THE EXERCISE: Your task is to reproduce exactly the lines from the line with "What data was" through the end of the records below.

EXTRACTED ENTRIES:
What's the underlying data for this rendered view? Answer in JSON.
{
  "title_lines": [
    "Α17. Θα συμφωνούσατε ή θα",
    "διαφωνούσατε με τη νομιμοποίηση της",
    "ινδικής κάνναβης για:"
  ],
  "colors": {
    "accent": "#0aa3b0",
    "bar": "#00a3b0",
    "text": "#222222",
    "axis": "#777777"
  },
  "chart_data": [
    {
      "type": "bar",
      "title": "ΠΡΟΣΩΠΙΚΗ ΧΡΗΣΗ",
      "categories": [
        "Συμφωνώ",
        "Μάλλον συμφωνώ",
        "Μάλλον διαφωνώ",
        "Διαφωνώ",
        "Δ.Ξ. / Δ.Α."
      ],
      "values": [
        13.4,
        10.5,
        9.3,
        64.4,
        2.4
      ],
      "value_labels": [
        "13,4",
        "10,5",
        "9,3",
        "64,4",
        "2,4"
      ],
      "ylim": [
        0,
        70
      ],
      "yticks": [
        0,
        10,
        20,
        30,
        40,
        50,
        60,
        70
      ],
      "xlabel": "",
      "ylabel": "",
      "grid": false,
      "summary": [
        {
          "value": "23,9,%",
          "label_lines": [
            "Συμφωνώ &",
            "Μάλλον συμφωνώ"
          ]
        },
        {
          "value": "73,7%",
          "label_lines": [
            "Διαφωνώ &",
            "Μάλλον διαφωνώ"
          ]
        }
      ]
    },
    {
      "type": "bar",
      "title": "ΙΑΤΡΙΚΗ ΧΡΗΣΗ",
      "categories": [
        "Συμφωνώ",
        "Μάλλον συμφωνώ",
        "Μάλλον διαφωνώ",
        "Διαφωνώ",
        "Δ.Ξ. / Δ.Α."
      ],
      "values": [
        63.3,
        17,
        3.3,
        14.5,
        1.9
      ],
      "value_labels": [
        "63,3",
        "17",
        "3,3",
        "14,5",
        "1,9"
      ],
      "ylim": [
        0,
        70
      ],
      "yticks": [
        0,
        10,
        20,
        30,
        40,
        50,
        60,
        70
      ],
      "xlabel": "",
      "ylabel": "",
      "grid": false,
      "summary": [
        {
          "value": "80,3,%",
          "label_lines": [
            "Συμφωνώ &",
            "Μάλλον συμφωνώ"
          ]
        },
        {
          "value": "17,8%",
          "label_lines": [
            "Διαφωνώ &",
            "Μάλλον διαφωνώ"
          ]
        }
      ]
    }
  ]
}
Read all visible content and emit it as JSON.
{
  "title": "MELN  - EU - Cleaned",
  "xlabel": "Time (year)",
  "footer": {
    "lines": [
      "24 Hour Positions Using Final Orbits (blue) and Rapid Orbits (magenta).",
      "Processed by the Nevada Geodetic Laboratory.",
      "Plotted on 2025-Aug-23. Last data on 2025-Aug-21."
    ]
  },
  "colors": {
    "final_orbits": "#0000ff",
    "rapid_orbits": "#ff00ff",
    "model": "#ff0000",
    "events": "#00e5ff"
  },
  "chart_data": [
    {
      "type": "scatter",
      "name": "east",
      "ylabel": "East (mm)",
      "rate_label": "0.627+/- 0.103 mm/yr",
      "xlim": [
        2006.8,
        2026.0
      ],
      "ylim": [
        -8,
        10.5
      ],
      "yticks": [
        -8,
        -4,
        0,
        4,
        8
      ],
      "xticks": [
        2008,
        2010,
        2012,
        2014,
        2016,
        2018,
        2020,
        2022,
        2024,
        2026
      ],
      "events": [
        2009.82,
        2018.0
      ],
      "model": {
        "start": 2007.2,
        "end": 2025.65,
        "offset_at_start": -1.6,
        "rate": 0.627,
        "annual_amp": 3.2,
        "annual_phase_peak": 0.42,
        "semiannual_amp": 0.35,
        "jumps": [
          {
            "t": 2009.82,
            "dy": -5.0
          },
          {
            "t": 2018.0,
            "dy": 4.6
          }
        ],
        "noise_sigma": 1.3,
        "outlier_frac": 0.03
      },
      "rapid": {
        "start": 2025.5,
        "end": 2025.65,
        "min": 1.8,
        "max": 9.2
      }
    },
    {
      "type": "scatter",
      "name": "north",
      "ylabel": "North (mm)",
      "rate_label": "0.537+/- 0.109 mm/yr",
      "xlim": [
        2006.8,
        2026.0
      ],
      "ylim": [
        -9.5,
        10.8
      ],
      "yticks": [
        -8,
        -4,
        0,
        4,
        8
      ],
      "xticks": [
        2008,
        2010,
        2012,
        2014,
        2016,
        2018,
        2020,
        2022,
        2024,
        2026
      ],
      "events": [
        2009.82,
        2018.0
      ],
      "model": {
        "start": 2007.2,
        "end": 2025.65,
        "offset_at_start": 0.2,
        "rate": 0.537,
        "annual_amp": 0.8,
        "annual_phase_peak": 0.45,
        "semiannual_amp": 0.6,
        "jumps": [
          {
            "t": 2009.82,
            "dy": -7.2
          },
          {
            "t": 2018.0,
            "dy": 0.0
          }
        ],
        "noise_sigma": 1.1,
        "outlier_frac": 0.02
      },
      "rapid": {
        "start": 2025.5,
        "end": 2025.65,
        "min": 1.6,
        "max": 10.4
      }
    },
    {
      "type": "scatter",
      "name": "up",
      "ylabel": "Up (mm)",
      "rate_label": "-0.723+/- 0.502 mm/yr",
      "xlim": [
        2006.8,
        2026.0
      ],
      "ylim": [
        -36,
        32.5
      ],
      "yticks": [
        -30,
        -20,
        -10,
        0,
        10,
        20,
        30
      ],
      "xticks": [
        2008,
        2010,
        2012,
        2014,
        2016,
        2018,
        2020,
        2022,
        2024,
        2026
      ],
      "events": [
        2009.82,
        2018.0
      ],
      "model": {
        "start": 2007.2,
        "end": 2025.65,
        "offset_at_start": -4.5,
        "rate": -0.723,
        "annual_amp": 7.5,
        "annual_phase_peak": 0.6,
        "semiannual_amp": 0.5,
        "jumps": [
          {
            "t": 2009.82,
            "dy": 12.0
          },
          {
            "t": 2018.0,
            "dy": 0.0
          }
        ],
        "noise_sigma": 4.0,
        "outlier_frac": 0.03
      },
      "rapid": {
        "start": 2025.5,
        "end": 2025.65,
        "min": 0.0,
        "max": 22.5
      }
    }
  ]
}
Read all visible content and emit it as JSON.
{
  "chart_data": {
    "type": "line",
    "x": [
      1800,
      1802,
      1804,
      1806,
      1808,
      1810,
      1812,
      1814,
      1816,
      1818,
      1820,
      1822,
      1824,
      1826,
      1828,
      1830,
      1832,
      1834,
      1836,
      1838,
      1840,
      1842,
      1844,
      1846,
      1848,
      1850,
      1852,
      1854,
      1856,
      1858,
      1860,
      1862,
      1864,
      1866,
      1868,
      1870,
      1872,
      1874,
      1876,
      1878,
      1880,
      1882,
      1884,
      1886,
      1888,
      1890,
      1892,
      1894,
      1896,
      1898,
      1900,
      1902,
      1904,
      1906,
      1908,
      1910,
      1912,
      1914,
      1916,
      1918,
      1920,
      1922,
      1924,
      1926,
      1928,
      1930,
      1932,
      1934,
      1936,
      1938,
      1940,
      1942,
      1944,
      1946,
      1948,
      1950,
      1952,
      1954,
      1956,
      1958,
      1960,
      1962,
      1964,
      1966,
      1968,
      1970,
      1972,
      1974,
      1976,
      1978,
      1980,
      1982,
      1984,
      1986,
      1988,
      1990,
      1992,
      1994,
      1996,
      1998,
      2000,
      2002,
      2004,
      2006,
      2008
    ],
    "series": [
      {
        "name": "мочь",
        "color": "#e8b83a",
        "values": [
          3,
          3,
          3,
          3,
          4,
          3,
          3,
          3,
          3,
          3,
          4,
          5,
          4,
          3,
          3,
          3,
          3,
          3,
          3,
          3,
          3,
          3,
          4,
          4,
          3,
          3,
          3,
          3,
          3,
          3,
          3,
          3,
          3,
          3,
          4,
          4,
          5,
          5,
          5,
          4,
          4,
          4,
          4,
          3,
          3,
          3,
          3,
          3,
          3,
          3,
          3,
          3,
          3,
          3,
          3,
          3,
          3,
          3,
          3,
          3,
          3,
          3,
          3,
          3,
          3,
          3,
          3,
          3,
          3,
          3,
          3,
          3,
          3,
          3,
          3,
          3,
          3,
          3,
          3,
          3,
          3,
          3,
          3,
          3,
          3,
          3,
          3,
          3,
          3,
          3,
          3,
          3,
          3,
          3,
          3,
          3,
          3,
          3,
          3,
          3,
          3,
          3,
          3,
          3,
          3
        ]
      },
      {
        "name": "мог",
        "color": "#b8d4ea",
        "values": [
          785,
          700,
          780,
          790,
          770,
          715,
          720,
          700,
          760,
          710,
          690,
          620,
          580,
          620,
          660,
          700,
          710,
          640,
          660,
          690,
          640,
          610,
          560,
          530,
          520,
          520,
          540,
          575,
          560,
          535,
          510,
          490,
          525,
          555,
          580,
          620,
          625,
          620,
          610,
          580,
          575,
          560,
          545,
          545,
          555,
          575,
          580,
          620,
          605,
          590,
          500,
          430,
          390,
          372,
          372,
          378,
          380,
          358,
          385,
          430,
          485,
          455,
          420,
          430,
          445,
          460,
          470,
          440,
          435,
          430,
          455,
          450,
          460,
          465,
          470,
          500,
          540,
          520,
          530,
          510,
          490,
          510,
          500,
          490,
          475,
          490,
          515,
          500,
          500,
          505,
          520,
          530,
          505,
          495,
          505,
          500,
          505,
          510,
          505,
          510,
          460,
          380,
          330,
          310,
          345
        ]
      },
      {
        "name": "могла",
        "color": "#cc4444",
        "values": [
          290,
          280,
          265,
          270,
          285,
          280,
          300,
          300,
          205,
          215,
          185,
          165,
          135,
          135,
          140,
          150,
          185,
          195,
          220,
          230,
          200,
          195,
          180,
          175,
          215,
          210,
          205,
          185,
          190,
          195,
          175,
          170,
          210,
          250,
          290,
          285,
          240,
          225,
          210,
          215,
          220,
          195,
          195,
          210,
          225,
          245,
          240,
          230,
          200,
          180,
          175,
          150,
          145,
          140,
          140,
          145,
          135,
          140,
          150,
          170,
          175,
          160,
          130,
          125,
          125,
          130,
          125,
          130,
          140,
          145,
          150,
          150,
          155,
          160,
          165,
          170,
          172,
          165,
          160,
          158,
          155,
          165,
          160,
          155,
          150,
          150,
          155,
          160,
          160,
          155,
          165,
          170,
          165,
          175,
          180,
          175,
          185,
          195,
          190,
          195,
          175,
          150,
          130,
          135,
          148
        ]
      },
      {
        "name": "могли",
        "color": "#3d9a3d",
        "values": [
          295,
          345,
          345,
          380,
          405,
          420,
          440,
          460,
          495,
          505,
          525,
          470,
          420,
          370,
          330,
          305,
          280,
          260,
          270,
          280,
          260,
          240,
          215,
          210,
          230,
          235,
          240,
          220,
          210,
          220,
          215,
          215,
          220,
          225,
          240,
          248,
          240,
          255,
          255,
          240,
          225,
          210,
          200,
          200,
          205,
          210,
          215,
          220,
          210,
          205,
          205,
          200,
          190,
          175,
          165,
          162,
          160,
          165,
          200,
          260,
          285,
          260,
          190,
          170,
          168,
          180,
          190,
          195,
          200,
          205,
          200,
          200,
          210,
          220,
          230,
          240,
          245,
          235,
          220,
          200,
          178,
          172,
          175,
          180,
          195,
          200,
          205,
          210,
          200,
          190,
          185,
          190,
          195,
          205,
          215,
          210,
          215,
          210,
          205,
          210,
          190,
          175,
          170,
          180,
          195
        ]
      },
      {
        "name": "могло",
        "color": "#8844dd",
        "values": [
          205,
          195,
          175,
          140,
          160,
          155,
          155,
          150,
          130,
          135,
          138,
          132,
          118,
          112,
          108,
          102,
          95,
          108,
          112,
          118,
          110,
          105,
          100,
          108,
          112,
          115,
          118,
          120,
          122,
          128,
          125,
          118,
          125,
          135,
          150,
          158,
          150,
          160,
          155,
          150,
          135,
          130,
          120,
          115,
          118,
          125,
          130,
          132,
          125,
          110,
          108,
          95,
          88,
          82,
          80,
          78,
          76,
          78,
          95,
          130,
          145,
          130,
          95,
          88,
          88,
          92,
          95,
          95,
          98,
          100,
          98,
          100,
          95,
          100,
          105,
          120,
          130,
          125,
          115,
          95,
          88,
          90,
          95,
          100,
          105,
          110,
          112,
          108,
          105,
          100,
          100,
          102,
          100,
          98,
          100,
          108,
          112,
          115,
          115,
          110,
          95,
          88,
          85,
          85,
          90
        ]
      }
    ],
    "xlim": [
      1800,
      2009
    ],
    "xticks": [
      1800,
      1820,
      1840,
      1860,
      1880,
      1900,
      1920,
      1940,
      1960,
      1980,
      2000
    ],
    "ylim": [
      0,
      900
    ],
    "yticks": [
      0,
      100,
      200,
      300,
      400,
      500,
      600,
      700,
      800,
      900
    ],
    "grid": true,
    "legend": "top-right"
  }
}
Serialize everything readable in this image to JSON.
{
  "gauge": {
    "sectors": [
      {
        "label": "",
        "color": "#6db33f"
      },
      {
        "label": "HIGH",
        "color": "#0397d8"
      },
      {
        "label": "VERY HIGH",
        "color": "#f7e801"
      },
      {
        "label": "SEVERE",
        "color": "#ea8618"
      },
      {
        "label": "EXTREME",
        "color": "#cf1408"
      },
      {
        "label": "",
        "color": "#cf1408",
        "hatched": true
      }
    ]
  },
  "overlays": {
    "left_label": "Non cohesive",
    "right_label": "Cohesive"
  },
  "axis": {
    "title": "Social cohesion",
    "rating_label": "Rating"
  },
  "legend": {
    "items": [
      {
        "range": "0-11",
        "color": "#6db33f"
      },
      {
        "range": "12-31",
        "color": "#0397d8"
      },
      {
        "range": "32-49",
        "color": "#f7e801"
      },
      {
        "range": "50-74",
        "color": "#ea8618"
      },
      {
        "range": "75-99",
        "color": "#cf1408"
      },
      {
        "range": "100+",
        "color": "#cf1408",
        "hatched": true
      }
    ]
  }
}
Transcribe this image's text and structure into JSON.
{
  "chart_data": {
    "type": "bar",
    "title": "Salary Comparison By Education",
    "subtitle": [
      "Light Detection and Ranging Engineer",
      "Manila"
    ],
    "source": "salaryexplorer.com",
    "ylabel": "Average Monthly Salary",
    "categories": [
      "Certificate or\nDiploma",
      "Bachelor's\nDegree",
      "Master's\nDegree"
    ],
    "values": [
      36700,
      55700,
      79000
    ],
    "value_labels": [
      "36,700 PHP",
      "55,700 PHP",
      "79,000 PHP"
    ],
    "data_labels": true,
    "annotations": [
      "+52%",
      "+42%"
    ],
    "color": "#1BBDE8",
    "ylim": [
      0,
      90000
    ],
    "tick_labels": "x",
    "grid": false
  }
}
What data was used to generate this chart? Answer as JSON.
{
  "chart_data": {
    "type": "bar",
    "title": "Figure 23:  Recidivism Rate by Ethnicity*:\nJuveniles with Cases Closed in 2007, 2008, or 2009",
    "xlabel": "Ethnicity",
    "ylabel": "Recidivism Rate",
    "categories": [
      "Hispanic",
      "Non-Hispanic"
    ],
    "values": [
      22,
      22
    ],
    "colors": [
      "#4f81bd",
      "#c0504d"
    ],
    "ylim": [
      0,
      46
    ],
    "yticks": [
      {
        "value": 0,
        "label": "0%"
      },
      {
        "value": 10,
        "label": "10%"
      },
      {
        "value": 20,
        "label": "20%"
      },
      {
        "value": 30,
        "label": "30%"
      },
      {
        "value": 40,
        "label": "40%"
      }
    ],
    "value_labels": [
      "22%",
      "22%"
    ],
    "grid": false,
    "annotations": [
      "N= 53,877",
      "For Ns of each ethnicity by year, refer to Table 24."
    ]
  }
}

ANSWER IN FULL:
What data was used to generate this chart? Answer as JSON.
{
  "chart_data": {
    "type": "bar",
    "title": "Figure 23:  Recidivism Rate by Ethnicity*:\nJuveniles with Cases Closed in 2007, 2008, or 2009",
    "xlabel": "Ethnicity",
    "ylabel": "Recidivism Rate",
    "categories": [
      "Hispanic",
      "Non-Hispanic"
    ],
    "values": [
      22,
      22
    ],
    "colors": [
      "#4f81bd",
      "#c0504d"
    ],
    "ylim": [
      0,
      46
    ],
    "yticks": [
      {
        "value": 0,
        "label": "0%"
      },
      {
        "value": 10,
        "label": "10%"
      },
      {
        "value": 20,
        "label": "20%"
      },
      {
        "value": 30,
        "label": "30%"
      },
      {
        "value": 40,
        "label": "40%"
      }
    ],
    "value_labels": [
      "22%",
      "22%"
    ],
    "grid": false,
    "annotations": [
      "N= 53,877",
      "For Ns of each ethnicity by year, refer to Table 24."
    ]
  }
}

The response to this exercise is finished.